What you are asked to do - From the listing below, pull out the lines that hold "name".

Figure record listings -

════════════════

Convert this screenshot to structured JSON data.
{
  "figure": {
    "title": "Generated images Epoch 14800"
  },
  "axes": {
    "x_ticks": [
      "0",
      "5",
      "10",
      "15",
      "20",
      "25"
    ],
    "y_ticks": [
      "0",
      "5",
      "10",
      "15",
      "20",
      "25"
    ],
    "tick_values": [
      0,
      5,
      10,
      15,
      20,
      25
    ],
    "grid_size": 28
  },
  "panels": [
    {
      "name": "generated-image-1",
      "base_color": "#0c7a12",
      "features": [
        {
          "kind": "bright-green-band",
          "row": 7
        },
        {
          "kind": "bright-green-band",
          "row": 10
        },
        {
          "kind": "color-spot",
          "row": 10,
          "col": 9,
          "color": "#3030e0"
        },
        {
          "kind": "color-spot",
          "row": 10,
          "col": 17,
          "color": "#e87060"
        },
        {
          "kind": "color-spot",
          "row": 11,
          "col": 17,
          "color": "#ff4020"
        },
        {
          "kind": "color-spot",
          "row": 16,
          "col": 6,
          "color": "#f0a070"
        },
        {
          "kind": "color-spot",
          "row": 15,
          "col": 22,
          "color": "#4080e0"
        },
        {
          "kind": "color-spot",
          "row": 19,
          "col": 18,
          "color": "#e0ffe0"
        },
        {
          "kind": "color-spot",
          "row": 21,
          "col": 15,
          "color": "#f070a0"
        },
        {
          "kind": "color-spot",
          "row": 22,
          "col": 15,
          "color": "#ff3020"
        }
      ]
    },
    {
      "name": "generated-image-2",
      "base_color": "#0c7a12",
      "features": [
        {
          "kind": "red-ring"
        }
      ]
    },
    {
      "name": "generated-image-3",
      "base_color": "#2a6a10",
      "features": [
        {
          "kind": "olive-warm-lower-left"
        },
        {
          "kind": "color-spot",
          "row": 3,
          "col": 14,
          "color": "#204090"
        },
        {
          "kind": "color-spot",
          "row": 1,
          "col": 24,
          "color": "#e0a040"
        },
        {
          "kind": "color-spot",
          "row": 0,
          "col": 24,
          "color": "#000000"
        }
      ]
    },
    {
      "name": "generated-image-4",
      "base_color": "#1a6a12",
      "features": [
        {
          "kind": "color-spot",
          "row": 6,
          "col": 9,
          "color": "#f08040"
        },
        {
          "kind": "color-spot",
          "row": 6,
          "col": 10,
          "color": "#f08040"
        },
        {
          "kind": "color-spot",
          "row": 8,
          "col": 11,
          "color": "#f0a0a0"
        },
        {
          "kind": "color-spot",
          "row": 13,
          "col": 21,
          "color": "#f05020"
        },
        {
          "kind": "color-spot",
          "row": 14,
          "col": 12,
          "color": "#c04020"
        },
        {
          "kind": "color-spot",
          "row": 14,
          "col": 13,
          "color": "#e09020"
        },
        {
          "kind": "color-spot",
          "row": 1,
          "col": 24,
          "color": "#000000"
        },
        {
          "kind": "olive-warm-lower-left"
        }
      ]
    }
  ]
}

════════════════

Correct result -
      "name": "generated-image-1",
      "name": "generated-image-2",
      "name": "generated-image-3",
      "name": "generated-image-4",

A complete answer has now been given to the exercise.